▶ [Exercise prompt]:
From the entries that follow, pick out all lines holding "type".

Data items

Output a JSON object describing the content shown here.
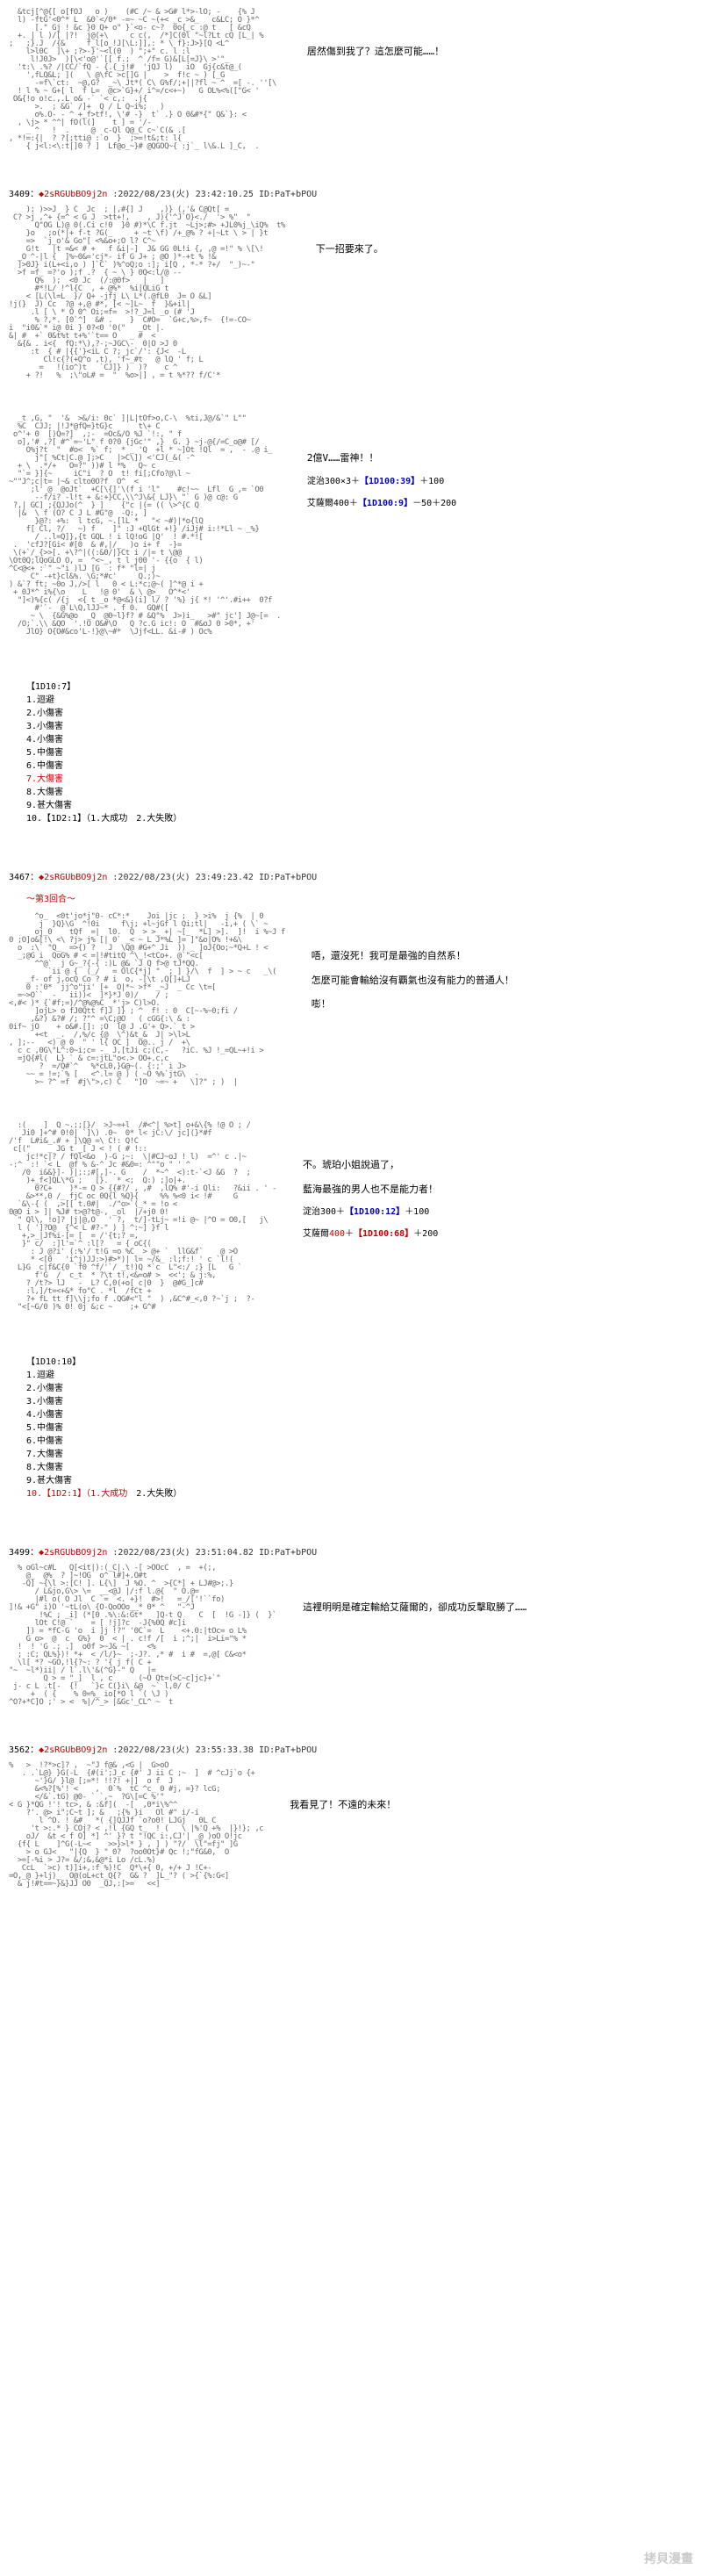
{
  "posts": [
    {
      "ascii_height": 18,
      "dialogue": [
        "居然傷到我了？這怎麼可能……！"
      ]
    },
    {
      "num": "3409",
      "tripcode": "◆2sRGUbBO9j2n",
      "timestamp": ":2022/08/23(火) 23:42:10.25 ID:PaT+bPOU",
      "ascii_height": 22,
      "dialogue": [
        "下一招要來了。"
      ]
    },
    {
      "ascii_height": 28,
      "dialogue": [
        "2億V……雷神！！"
      ],
      "dice_rolls": [
        {
          "prefix": "淀治300×3＋",
          "roll": "【1D100:39】",
          "suffix": "＋100",
          "roll_color": "#00c"
        },
        {
          "prefix": "艾薩爾400＋",
          "roll": "【1D100:9】",
          "suffix": "－50＋200",
          "roll_color": "#00c"
        }
      ]
    },
    {
      "dice_list": {
        "header": "【1D10:7】",
        "items": [
          "1.迴避",
          "2.小傷害",
          "3.小傷害",
          "4.小傷害",
          "5.中傷害",
          "6.中傷害"
        ],
        "red_item": "7.大傷害",
        "items_after": [
          "8.大傷害",
          "9.甚大傷害",
          "10.【1D2:1】（1.大成功　2.大失敗）"
        ]
      }
    },
    {
      "num": "3467",
      "tripcode": "◆2sRGUbBO9j2n",
      "timestamp": ":2022/08/23(火) 23:49:23.42 ID:PaT+bPOU",
      "round": "～第3回合～",
      "ascii_height": 22,
      "dialogue": [
        "唔，還沒死！我可是最強的自然系！",
        "怎麼可能會輸給沒有覇氣也沒有能力的普通人！",
        "嘭！"
      ]
    },
    {
      "ascii_height": 24,
      "dialogue": [
        "不。琥珀小姐說過了，",
        "藍海最強的男人也不是能力者！"
      ],
      "dice_rolls": [
        {
          "prefix": "淀治300＋",
          "roll": "【1D100:12】",
          "suffix": "＋100",
          "roll_color": "#00c"
        },
        {
          "prefix": "艾薩爾",
          "prefix_red": "400",
          "roll": "【1D100:68】",
          "suffix": "＋200",
          "roll_color": "#c00",
          "prefix_after": "＋"
        }
      ]
    },
    {
      "dice_list": {
        "header": "【1D10:10】",
        "items": [
          "1.迴避",
          "2.小傷害",
          "3.小傷害",
          "4.小傷害",
          "5.中傷害",
          "6.中傷害",
          "7.大傷害",
          "8.大傷害",
          "9.甚大傷害"
        ],
        "red_final": "10.【1D2:1】（1.大成功　2.大失敗）",
        "red_final_partial": {
          "pre": "10.【1D2:1】（1.",
          "red": "大成功",
          "post": "　2.大失敗）"
        }
      }
    },
    {
      "num": "3499",
      "tripcode": "◆2sRGUbBO9j2n",
      "timestamp": ":2022/08/23(火) 23:51:04.82 ID:PaT+bPOU",
      "ascii_height": 18,
      "dialogue": [
        "這裡明明是確定輸給艾薩爾的，卻成功反擊取勝了……"
      ]
    },
    {
      "num": "3562",
      "tripcode": "◆2sRGUbBO9j2n",
      "timestamp": ":2022/08/23(火) 23:55:33.38 ID:PaT+bPOU",
      "ascii_height": 16,
      "dialogue": [
        "我看見了！不遠的未來！"
      ]
    }
  ],
  "watermark": "拷貝漫畫"
}
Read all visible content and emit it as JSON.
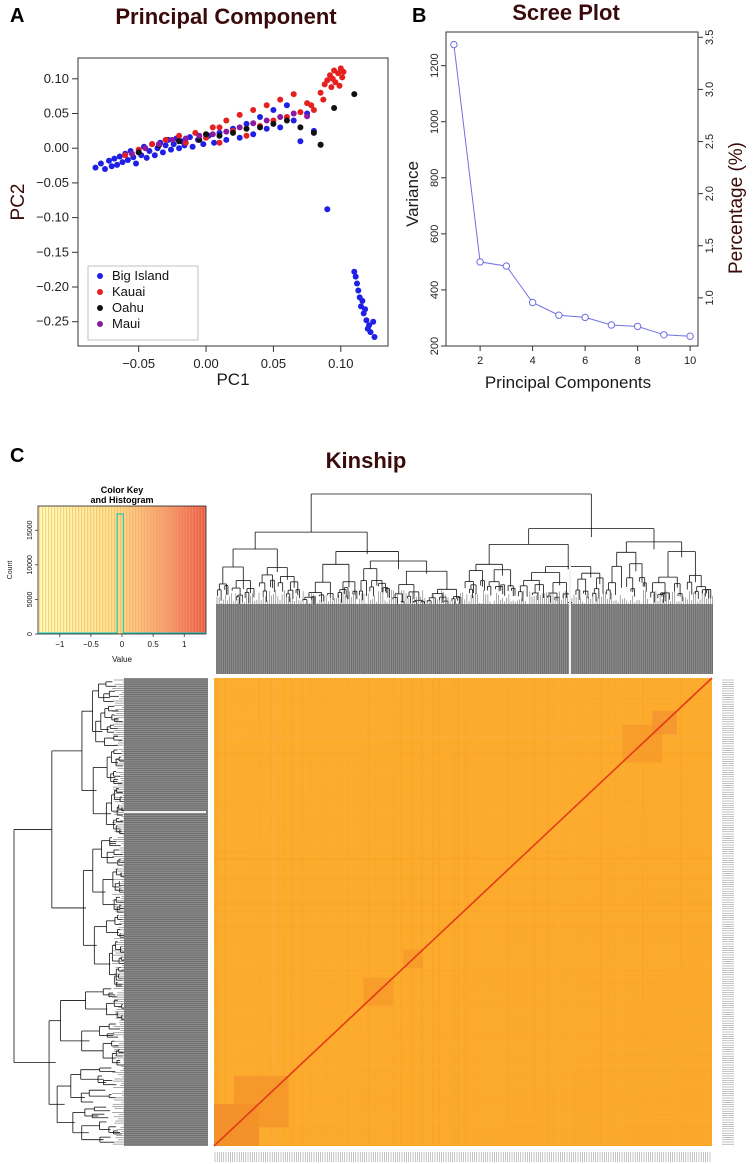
{
  "panels": {
    "a_letter": "A",
    "b_letter": "B",
    "c_letter": "C"
  },
  "chart_data": [
    {
      "type": "scatter",
      "title": "Principal Component",
      "xlabel": "PC1",
      "ylabel": "PC2",
      "xlim": [
        -0.095,
        0.135
      ],
      "ylim": [
        -0.285,
        0.13
      ],
      "xticks": [
        -0.05,
        0.0,
        0.05,
        0.1
      ],
      "xtick_labels": [
        "−0.05",
        "0.00",
        "0.05",
        "0.10"
      ],
      "yticks": [
        0.1,
        0.05,
        0.0,
        -0.05,
        -0.1,
        -0.15,
        -0.2,
        -0.25
      ],
      "ytick_labels": [
        "0.10",
        "0.05",
        "0.00",
        "−0.05",
        "−0.10",
        "−0.15",
        "−0.20",
        "−0.25"
      ],
      "legend_position": "bottom-left",
      "series": [
        {
          "name": "Big Island",
          "color": "#1f1fe6",
          "points": [
            [
              -0.082,
              -0.028
            ],
            [
              -0.078,
              -0.022
            ],
            [
              -0.075,
              -0.03
            ],
            [
              -0.072,
              -0.018
            ],
            [
              -0.07,
              -0.026
            ],
            [
              -0.068,
              -0.015
            ],
            [
              -0.066,
              -0.024
            ],
            [
              -0.064,
              -0.012
            ],
            [
              -0.062,
              -0.02
            ],
            [
              -0.06,
              -0.008
            ],
            [
              -0.058,
              -0.017
            ],
            [
              -0.056,
              -0.004
            ],
            [
              -0.054,
              -0.013
            ],
            [
              -0.052,
              -0.022
            ],
            [
              -0.05,
              -0.006
            ],
            [
              -0.048,
              -0.01
            ],
            [
              -0.046,
              0.002
            ],
            [
              -0.044,
              -0.014
            ],
            [
              -0.042,
              -0.004
            ],
            [
              -0.04,
              0.006
            ],
            [
              -0.038,
              -0.01
            ],
            [
              -0.036,
              0.0
            ],
            [
              -0.034,
              0.008
            ],
            [
              -0.032,
              -0.006
            ],
            [
              -0.03,
              0.004
            ],
            [
              -0.028,
              0.012
            ],
            [
              -0.026,
              -0.002
            ],
            [
              -0.024,
              0.006
            ],
            [
              -0.022,
              0.014
            ],
            [
              -0.02,
              0.0
            ],
            [
              -0.018,
              0.01
            ],
            [
              -0.016,
              0.004
            ],
            [
              -0.012,
              0.016
            ],
            [
              -0.01,
              0.002
            ],
            [
              -0.006,
              0.012
            ],
            [
              -0.002,
              0.006
            ],
            [
              0.002,
              0.018
            ],
            [
              0.006,
              0.008
            ],
            [
              0.01,
              0.022
            ],
            [
              0.015,
              0.012
            ],
            [
              0.02,
              0.028
            ],
            [
              0.025,
              0.015
            ],
            [
              0.03,
              0.035
            ],
            [
              0.035,
              0.02
            ],
            [
              0.04,
              0.045
            ],
            [
              0.045,
              0.028
            ],
            [
              0.05,
              0.055
            ],
            [
              0.055,
              0.03
            ],
            [
              0.06,
              0.062
            ],
            [
              0.065,
              0.04
            ],
            [
              0.07,
              0.01
            ],
            [
              0.075,
              0.05
            ],
            [
              0.08,
              0.025
            ],
            [
              0.085,
              0.005
            ],
            [
              0.09,
              -0.088
            ],
            [
              0.11,
              -0.178
            ],
            [
              0.111,
              -0.185
            ],
            [
              0.112,
              -0.195
            ],
            [
              0.113,
              -0.205
            ],
            [
              0.114,
              -0.215
            ],
            [
              0.115,
              -0.228
            ],
            [
              0.117,
              -0.238
            ],
            [
              0.119,
              -0.248
            ],
            [
              0.12,
              -0.26
            ],
            [
              0.121,
              -0.255
            ],
            [
              0.122,
              -0.265
            ],
            [
              0.124,
              -0.25
            ],
            [
              0.125,
              -0.272
            ],
            [
              0.118,
              -0.232
            ],
            [
              0.116,
              -0.22
            ]
          ]
        },
        {
          "name": "Kauai",
          "color": "#e61f1f",
          "points": [
            [
              -0.06,
              -0.01
            ],
            [
              -0.05,
              -0.002
            ],
            [
              -0.04,
              0.006
            ],
            [
              -0.03,
              0.012
            ],
            [
              -0.02,
              0.018
            ],
            [
              -0.015,
              0.008
            ],
            [
              -0.008,
              0.022
            ],
            [
              0.0,
              0.015
            ],
            [
              0.005,
              0.03
            ],
            [
              0.01,
              0.008
            ],
            [
              0.015,
              0.04
            ],
            [
              0.02,
              0.025
            ],
            [
              0.025,
              0.048
            ],
            [
              0.03,
              0.018
            ],
            [
              0.035,
              0.055
            ],
            [
              0.04,
              0.032
            ],
            [
              0.045,
              0.062
            ],
            [
              0.05,
              0.04
            ],
            [
              0.055,
              0.07
            ],
            [
              0.06,
              0.045
            ],
            [
              0.065,
              0.078
            ],
            [
              0.07,
              0.052
            ],
            [
              0.075,
              0.065
            ],
            [
              0.08,
              0.055
            ],
            [
              0.085,
              0.08
            ],
            [
              0.088,
              0.092
            ],
            [
              0.09,
              0.098
            ],
            [
              0.092,
              0.105
            ],
            [
              0.094,
              0.1
            ],
            [
              0.095,
              0.112
            ],
            [
              0.096,
              0.095
            ],
            [
              0.098,
              0.108
            ],
            [
              0.1,
              0.115
            ],
            [
              0.101,
              0.102
            ],
            [
              0.102,
              0.11
            ],
            [
              0.099,
              0.09
            ],
            [
              0.093,
              0.088
            ],
            [
              0.087,
              0.07
            ],
            [
              0.078,
              0.062
            ],
            [
              0.01,
              0.03
            ]
          ]
        },
        {
          "name": "Oahu",
          "color": "#111111",
          "points": [
            [
              -0.05,
              -0.006
            ],
            [
              -0.035,
              0.004
            ],
            [
              -0.02,
              0.01
            ],
            [
              -0.005,
              0.012
            ],
            [
              0.0,
              0.02
            ],
            [
              0.01,
              0.018
            ],
            [
              0.02,
              0.022
            ],
            [
              0.03,
              0.028
            ],
            [
              0.04,
              0.03
            ],
            [
              0.05,
              0.035
            ],
            [
              0.06,
              0.04
            ],
            [
              0.07,
              0.03
            ],
            [
              0.08,
              0.022
            ],
            [
              0.085,
              0.005
            ],
            [
              0.095,
              0.058
            ],
            [
              0.11,
              0.078
            ]
          ]
        },
        {
          "name": "Maui",
          "color": "#8b1a9e",
          "points": [
            [
              -0.055,
              -0.008
            ],
            [
              -0.045,
              0.0
            ],
            [
              -0.035,
              0.006
            ],
            [
              -0.025,
              0.012
            ],
            [
              -0.015,
              0.014
            ],
            [
              -0.005,
              0.018
            ],
            [
              0.005,
              0.02
            ],
            [
              0.015,
              0.024
            ],
            [
              0.025,
              0.03
            ],
            [
              0.035,
              0.036
            ],
            [
              0.045,
              0.04
            ],
            [
              0.055,
              0.045
            ],
            [
              0.065,
              0.05
            ],
            [
              0.075,
              0.046
            ]
          ]
        }
      ]
    },
    {
      "type": "line",
      "title": "Scree Plot",
      "xlabel": "Principal Components",
      "ylabel": "Variance",
      "ylabel_right": "Percentage  (%)",
      "color": "#7070e0",
      "x": [
        1,
        2,
        3,
        4,
        5,
        6,
        7,
        8,
        9,
        10
      ],
      "values": [
        1275,
        500,
        485,
        355,
        310,
        302,
        275,
        270,
        240,
        235
      ],
      "xlim": [
        0.7,
        10.3
      ],
      "ylim": [
        200,
        1320
      ],
      "xticks": [
        2,
        4,
        6,
        8,
        10
      ],
      "xtick_labels": [
        "2",
        "4",
        "6",
        "8",
        "10"
      ],
      "yticks": [
        200,
        400,
        600,
        800,
        1000,
        1200
      ],
      "ytick_labels": [
        "200",
        "400",
        "600",
        "800",
        "1000",
        "1200"
      ],
      "right_ylim": [
        0.538,
        3.551
      ],
      "right_ticks": [
        1.0,
        1.5,
        2.0,
        2.5,
        3.0,
        3.5
      ],
      "right_tick_labels": [
        "1.0",
        "1.5",
        "2.0",
        "2.5",
        "3.0",
        "3.5"
      ]
    },
    {
      "type": "heatmap",
      "title": "Kinship",
      "color_key": {
        "title_line1": "Color Key",
        "title_line2": "and Histogram",
        "xlabel": "Value",
        "ylabel": "Count",
        "xticks": [
          -1,
          -0.5,
          0,
          0.5,
          1
        ],
        "xtick_labels": [
          "−1",
          "−0.5",
          "0",
          "0.5",
          "1"
        ],
        "yticks": [
          0,
          5000,
          10000,
          15000
        ],
        "ytick_labels": [
          "0",
          "5000",
          "10000",
          "15000"
        ],
        "xlim": [
          -1.35,
          1.35
        ],
        "ylim": [
          0,
          18500
        ]
      },
      "colors": {
        "low": "#ffffb0",
        "mid": "#fdb93a",
        "high": "#e8401c",
        "diagonal": "#e83b1c",
        "base": "#fdac2c"
      }
    }
  ]
}
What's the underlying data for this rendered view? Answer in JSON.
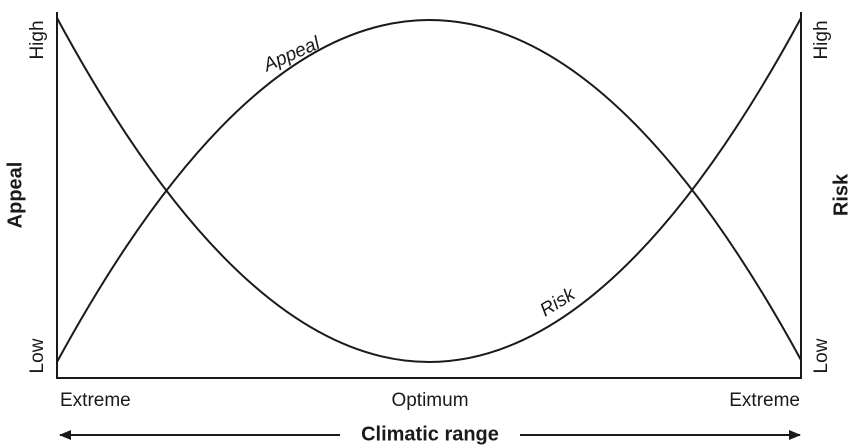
{
  "left_axis": {
    "title": "Appeal",
    "high": "High",
    "low": "Low"
  },
  "right_axis": {
    "title": "Risk",
    "high": "High",
    "low": "Low"
  },
  "curves": [
    {
      "label": "Appeal"
    },
    {
      "label": "Risk"
    }
  ],
  "x_axis": {
    "labels": [
      "Extreme",
      "Optimum",
      "Extreme"
    ],
    "title": "Climatic range"
  }
}
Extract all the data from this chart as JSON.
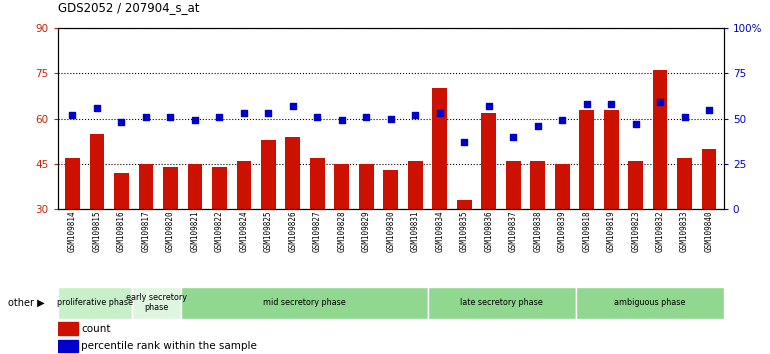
{
  "title": "GDS2052 / 207904_s_at",
  "samples": [
    "GSM109814",
    "GSM109815",
    "GSM109816",
    "GSM109817",
    "GSM109820",
    "GSM109821",
    "GSM109822",
    "GSM109824",
    "GSM109825",
    "GSM109826",
    "GSM109827",
    "GSM109828",
    "GSM109829",
    "GSM109830",
    "GSM109831",
    "GSM109834",
    "GSM109835",
    "GSM109836",
    "GSM109837",
    "GSM109838",
    "GSM109839",
    "GSM109818",
    "GSM109819",
    "GSM109823",
    "GSM109832",
    "GSM109833",
    "GSM109840"
  ],
  "counts": [
    47,
    55,
    42,
    45,
    44,
    45,
    44,
    46,
    53,
    54,
    47,
    45,
    45,
    43,
    46,
    70,
    33,
    62,
    46,
    46,
    45,
    63,
    63,
    46,
    76,
    47,
    50
  ],
  "percentiles": [
    52,
    56,
    48,
    51,
    51,
    49,
    51,
    53,
    53,
    57,
    51,
    49,
    51,
    50,
    52,
    53,
    37,
    57,
    40,
    46,
    49,
    58,
    58,
    47,
    59,
    51,
    55
  ],
  "groups": [
    {
      "label": "proliferative phase",
      "start": 0,
      "end": 3,
      "color": "#c8f0c8"
    },
    {
      "label": "early secretory\nphase",
      "start": 3,
      "end": 5,
      "color": "#dff5df"
    },
    {
      "label": "mid secretory phase",
      "start": 5,
      "end": 15,
      "color": "#90d890"
    },
    {
      "label": "late secretory phase",
      "start": 15,
      "end": 21,
      "color": "#90d890"
    },
    {
      "label": "ambiguous phase",
      "start": 21,
      "end": 27,
      "color": "#90d890"
    }
  ],
  "ylim_left": [
    30,
    90
  ],
  "ylim_right": [
    0,
    100
  ],
  "yticks_left": [
    30,
    45,
    60,
    75,
    90
  ],
  "yticks_right": [
    0,
    25,
    50,
    75,
    100
  ],
  "bar_color": "#cc1100",
  "dot_color": "#0000cc",
  "left_tick_color": "#cc2200",
  "right_tick_color": "#0000cc"
}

▶ [Output of the exercise]:
      "type": "scatter",
      "type": "line",
      "type": "heatmap",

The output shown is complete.